* [What the task requires]:
Find the lines below that contain the string "담당자에게". Copy each one.

Stored data:
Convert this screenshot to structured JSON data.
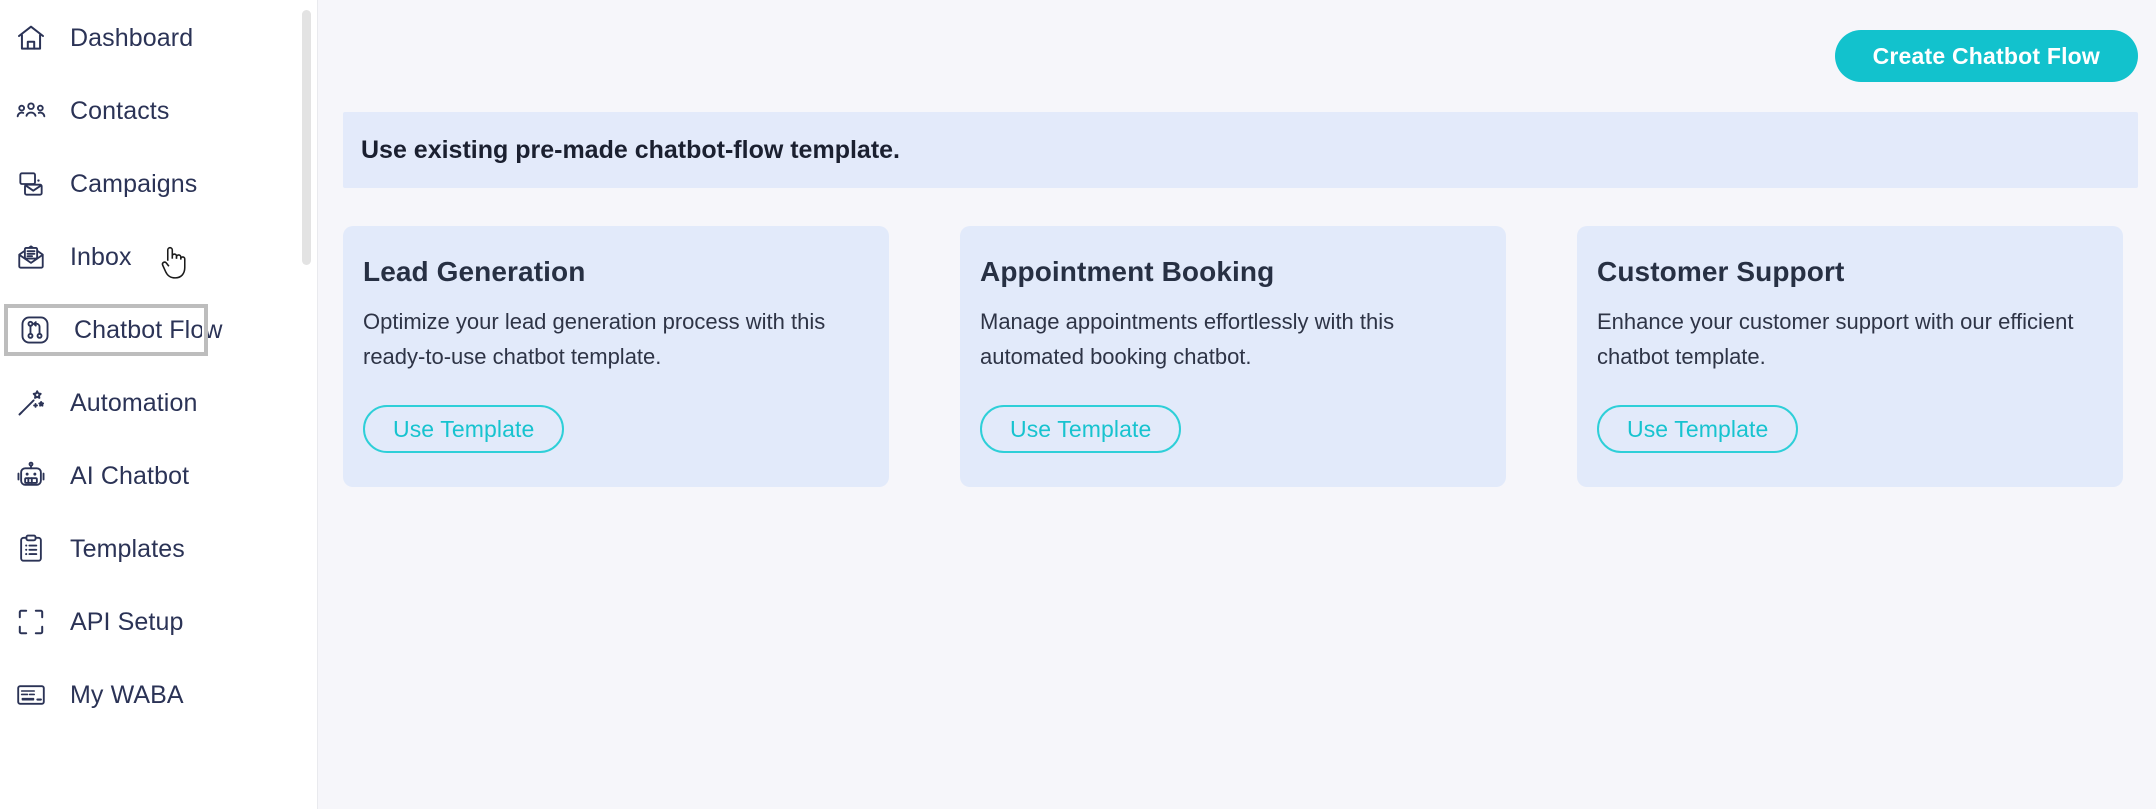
{
  "colors": {
    "accent": "#12c2cd",
    "accent_outline": "#2ecfd8",
    "sidebar_text": "#2b3356",
    "banner_bg": "#e3eafa",
    "card_bg": "#e2eafa",
    "main_bg": "#f6f6fa"
  },
  "sidebar": {
    "items": [
      {
        "label": "Dashboard",
        "icon": "home-icon",
        "active": false
      },
      {
        "label": "Contacts",
        "icon": "contacts-icon",
        "active": false
      },
      {
        "label": "Campaigns",
        "icon": "campaigns-icon",
        "active": false
      },
      {
        "label": "Inbox",
        "icon": "inbox-icon",
        "active": false
      },
      {
        "label": "Chatbot Flow",
        "icon": "chatbot-flow-icon",
        "active": true
      },
      {
        "label": "Automation",
        "icon": "magic-wand-icon",
        "active": false
      },
      {
        "label": "AI Chatbot",
        "icon": "robot-icon",
        "active": false
      },
      {
        "label": "Templates",
        "icon": "clipboard-icon",
        "active": false
      },
      {
        "label": "API Setup",
        "icon": "brackets-icon",
        "active": false
      },
      {
        "label": "My WABA",
        "icon": "card-icon",
        "active": false
      }
    ]
  },
  "topbar": {
    "create_button_label": "Create Chatbot Flow"
  },
  "banner": {
    "text": "Use existing pre-made chatbot-flow template."
  },
  "cards": [
    {
      "title": "Lead Generation",
      "description": "Optimize your lead generation process with this ready-to-use chatbot template.",
      "button_label": "Use Template"
    },
    {
      "title": "Appointment Booking",
      "description": "Manage appointments effortlessly with this automated booking chatbot.",
      "button_label": "Use Template"
    },
    {
      "title": "Customer Support",
      "description": "Enhance your customer support with our efficient chatbot template.",
      "button_label": "Use Template"
    }
  ]
}
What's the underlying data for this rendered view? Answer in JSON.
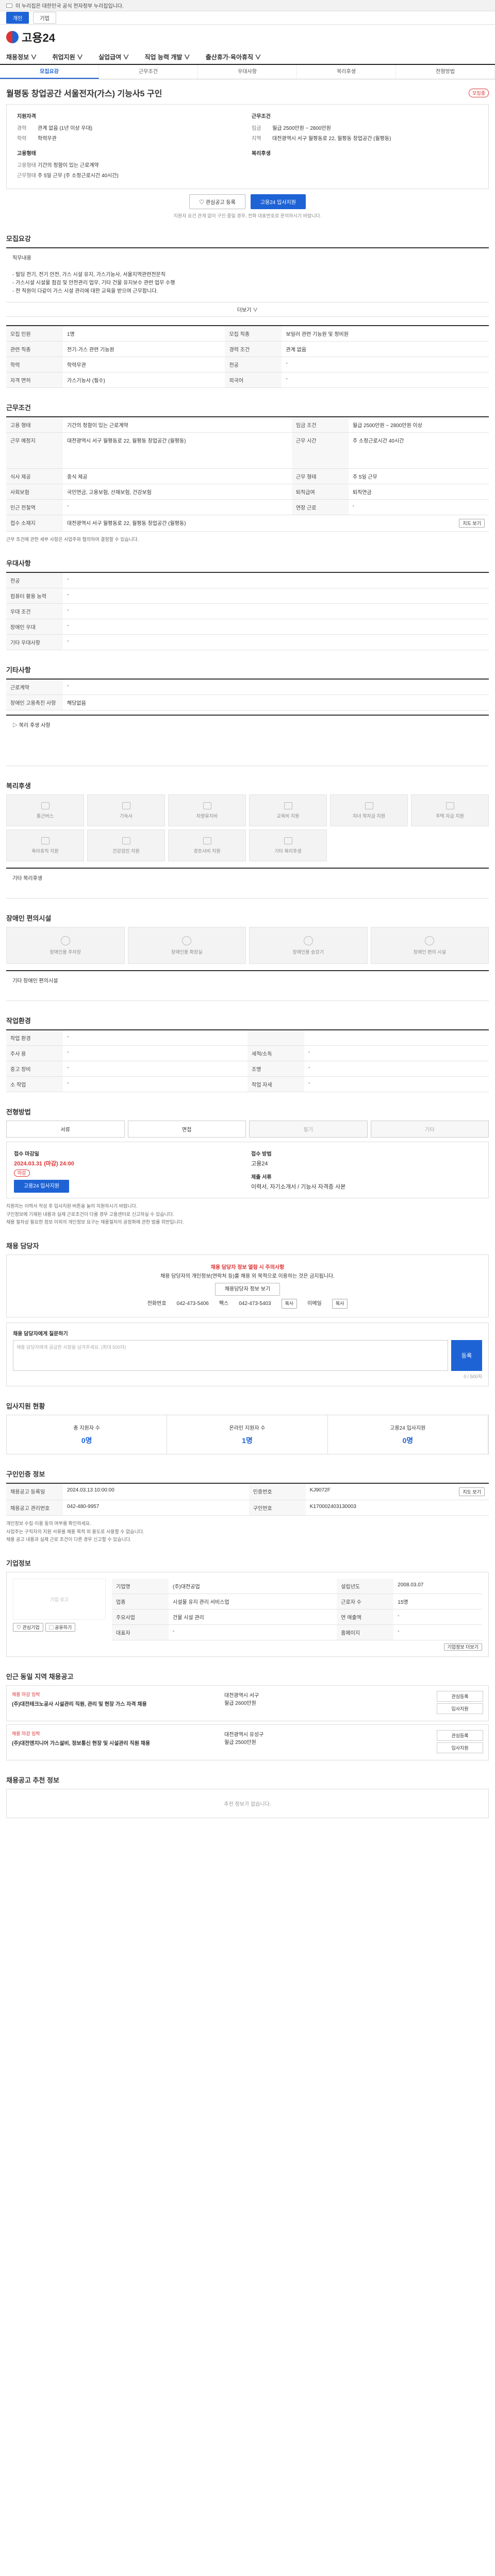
{
  "gov_bar": {
    "text": "이 누리집은 대한민국 공식 전자정부 누리집입니다."
  },
  "top_tabs": [
    "개인",
    "기업"
  ],
  "logo": {
    "text": "고용24"
  },
  "gnb": [
    "채용정보 ∨",
    "취업지원 ∨",
    "실업급여 ∨",
    "직업 능력 개발 ∨",
    "출산휴가·육아휴직 ∨"
  ],
  "subtabs": [
    "모집요강",
    "근무조건",
    "우대사항",
    "복리후생",
    "전형방법"
  ],
  "job": {
    "title": "월평동 창업공간 서울전자(가스) 기능사5 구인",
    "badge": "모집중",
    "left_head": "지원자격",
    "left_kv": [
      [
        "경력",
        "관계 없음 (1년 이상 우대)"
      ],
      [
        "학력",
        "학력무관"
      ]
    ],
    "left_head2": "고용형태",
    "left_kv2": [
      [
        "고용형태",
        "기간의 정함이 있는 근로계약"
      ],
      [
        "근무형태",
        "주 5일 근무 (주 소정근로시간 40시간)"
      ]
    ],
    "right_head": "근무조건",
    "right_kv": [
      [
        "임금",
        "월급 2500만원 ~ 2800만원"
      ],
      [
        "지역",
        "대전광역시 서구 월평동로 22, 월평동 창업공간 (월평동)"
      ]
    ],
    "right_head2": "복리후생"
  },
  "buttons": {
    "bookmark": "♡ 관심공고 등록",
    "apply": "고용24 입사지원"
  },
  "note_center": "지원자 요건 관계 없이 구인 중일 경우, 전화 대표번호로 문의하시기 바랍니다.",
  "recruit": {
    "heading": "모집요강",
    "body": "직무내용\n\n- 빌딩 전기, 전기 안전, 가스 시설 유지, 가스기능사, 서울지역관련전문직\n- 가스시설 시설물 점검 및 안전관리 업무, 기타 건물 유지보수 관련 업무 수행\n- 전 직원이 다같이 가스 시설 관리에 대한 교육을 받으며 근무합니다.",
    "more": "더보기 ∨",
    "rows": [
      [
        [
          "모집 인원",
          "1명"
        ],
        [
          "모집 직종",
          "보일러 관련 기능원 및 정비원"
        ]
      ],
      [
        [
          "관련 직종",
          "전기·가스 관련 기능원"
        ],
        [
          "경력 조건",
          "관계 없음"
        ]
      ],
      [
        [
          "학력",
          "학력무관"
        ],
        [
          "전공",
          "-"
        ]
      ],
      [
        [
          "자격 면허",
          "가스기능사 (필수)"
        ],
        [
          "외국어",
          "-"
        ]
      ]
    ]
  },
  "cond": {
    "heading": "근무조건",
    "rows": [
      [
        [
          "고용 형태",
          "기간의 정함이 있는 근로계약"
        ],
        [
          "임금 조건",
          "월급 2500만원 ~ 2800만원 이상"
        ]
      ],
      [
        [
          "근무 예정지",
          "대전광역시 서구 월평동로 22, 월평동 창업공간 (월평동)"
        ],
        [
          "근무 시간",
          "주 소정근로시간 40시간"
        ]
      ],
      [
        [
          "식사 제공",
          "중식 제공"
        ],
        [
          "근무 형태",
          "주 5일 근무"
        ]
      ],
      [
        [
          "사회보험",
          "국민연금, 고용보험, 산재보험, 건강보험"
        ],
        [
          "퇴직급여",
          "퇴직연금"
        ]
      ],
      [
        [
          "인근 전철역",
          "-"
        ],
        [
          "연장 근로",
          "-"
        ]
      ],
      [
        [
          "접수 소재지",
          "대전광역시 서구 월평동로 22, 월평동 창업공간 (월평동)"
        ],
        [
          "",
          ""
        ]
      ]
    ],
    "map_btn": "지도 보기",
    "foot": "근무 조건에 관한 세부 사항은 사업주와 협의하여 결정할 수 있습니다."
  },
  "pref": {
    "heading": "우대사항",
    "rows": [
      [
        "전공",
        "-"
      ],
      [
        "컴퓨터 활용 능력",
        "-"
      ],
      [
        "우대 조건",
        "-"
      ],
      [
        "장애인 우대",
        "-"
      ],
      [
        "기타 우대사항",
        "-"
      ]
    ]
  },
  "etc": {
    "heading": "기타사항",
    "rows": [
      [
        "근로계약",
        "-"
      ],
      [
        "장애인 고용촉진 사항",
        "해당없음"
      ]
    ],
    "box": "▷ 복리 후생 사항"
  },
  "welfare": {
    "heading": "복리후생",
    "items": [
      "통근버스",
      "기숙사",
      "차량유지비",
      "교육비 지원",
      "자녀 학자금 지원",
      "주택 자금 지원",
      "육아휴직 지원",
      "건강검진 지원",
      "경조사비 지원",
      "기타 복리후생"
    ],
    "extra_label": "기타 복리후생"
  },
  "disabled": {
    "heading": "장애인 편의시설",
    "items": [
      "장애인용 주차장",
      "장애인용 화장실",
      "장애인용 승강기",
      "장애인 편의 시설"
    ],
    "extra_label": "기타 장애인 편의시설"
  },
  "workplace": {
    "heading": "작업환경",
    "rows": [
      [
        [
          "작업 환경",
          "-"
        ],
        [
          "",
          ""
        ]
      ],
      [
        [
          "주사 용",
          "-"
        ],
        [
          "세척/소독",
          "-"
        ]
      ],
      [
        [
          "중고 장비",
          "-"
        ],
        [
          "조명",
          "-"
        ]
      ],
      [
        [
          "소 작업",
          "-"
        ],
        [
          "작업 자세",
          "-"
        ]
      ]
    ]
  },
  "selection": {
    "heading": "전형방법",
    "methods": [
      "서류",
      "면접",
      "필기",
      "기타"
    ],
    "deadline_label": "접수 마감일",
    "deadline": "2024.03.31 (마감) 24:00",
    "deadline_badge": "마감",
    "method_label": "접수 방법",
    "method_value": "고용24",
    "docs_label": "제출 서류",
    "docs_value": "이력서, 자기소개서 / 기능사 자격증 사본",
    "apply_btn": "고용24 입사지원",
    "bullets": [
      "지원자는 이력서 작성 후 입사지원 버튼을 눌러 지원하시기 바랍니다.",
      "구인정보에 기재된 내용과 실제 근로조건이 다를 경우 고용센터로 신고하실 수 있습니다.",
      "채용 절차상 필요한 정보 이외의 개인정보 요구는 채용절차의 공정화에 관한 법률 위반입니다."
    ]
  },
  "contact": {
    "heading": "채용 담당자",
    "alert_title": "채용 담당자 정보 열람 시 주의사항",
    "alert_body": "채용 담당자의 개인정보(연락처 등)를 채용 외 목적으로 이용하는 것은 금지됩니다.",
    "view_btn": "채용담당자 정보 보기",
    "phone_label": "전화번호",
    "phone": "042-473-5406",
    "fax_label": "팩스",
    "fax": "042-473-5403",
    "email_label": "이메일",
    "copy_btn": "복사",
    "copy_btn2": "복사",
    "cmt_title": "채용 담당자에게 질문하기",
    "cmt_ph": "채용 담당자에게 궁금한 사항을 남겨주세요. (최대 500자)",
    "cmt_count": "0 / 500자",
    "cmt_btn": "등록"
  },
  "status": {
    "heading": "입사지원 현황",
    "cells": [
      [
        "총 지원자 수",
        "0명"
      ],
      [
        "온라인 지원자 수",
        "1명"
      ],
      [
        "고용24 입사지원",
        "0명"
      ]
    ]
  },
  "reg": {
    "heading": "구인인증 정보",
    "rows": [
      [
        [
          "채용공고 등록일",
          "2024.03.13 10:00:00"
        ],
        [
          "인증번호",
          "KJ9072F"
        ]
      ],
      [
        [
          "채용공고 관리번호",
          "042-480-9957"
        ],
        [
          "구인번호",
          "K170002403130003"
        ]
      ]
    ],
    "bullets": [
      "개인정보 수집·이용 동의 여부를 확인하세요.",
      "사업주는 구직자의 지원 서류를 채용 목적 외 용도로 사용할 수 없습니다.",
      "채용 공고 내용과 실제 근로 조건이 다른 경우 신고할 수 있습니다."
    ],
    "map_btn": "지도 보기"
  },
  "company": {
    "heading": "기업정보",
    "logo_label": "기업 로고",
    "bookmark_btn": "♡ 관심기업",
    "share_btn": "▢ 공유하기",
    "rows": [
      [
        "기업명",
        "(주)대전공업"
      ],
      [
        "업종",
        "시설물 유지 관리 서비스업"
      ],
      [
        "근로자 수",
        "15명"
      ],
      [
        "주요사업",
        "건물 시설 관리"
      ],
      [
        "대표자",
        "-"
      ],
      [
        "설립년도",
        "2008.03.07"
      ],
      [
        "연 매출액",
        "-"
      ],
      [
        "홈페이지",
        "-"
      ]
    ],
    "detail_btn": "기업정보 더보기"
  },
  "related": {
    "heading": "인근 동일 지역 채용공고",
    "items": [
      {
        "name": "채용 마감 임박",
        "title": "(주)대전테크노공사 시설관리 직원, 관리 및 현장 가스 자격 채용",
        "loc": "대전광역시 서구",
        "pay": "월급 2600만원",
        "btn1": "관심등록",
        "btn2": "입사지원"
      },
      {
        "name": "채용 마감 임박",
        "title": "(주)대전엔지니어 가스설비, 정보통신 현장 및 시설관리 직원 채용",
        "loc": "대전광역시 유성구",
        "pay": "월급 2500만원",
        "btn1": "관심등록",
        "btn2": "입사지원"
      }
    ]
  },
  "recommend": {
    "heading": "채용공고 추천 정보",
    "empty": "추천 정보가 없습니다."
  }
}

* [Expected answer]:
    "cmt_title": "채용 담당자에게 질문하기",
    "cmt_ph": "채용 담당자에게 궁금한 사항을 남겨주세요. (최대 500자)",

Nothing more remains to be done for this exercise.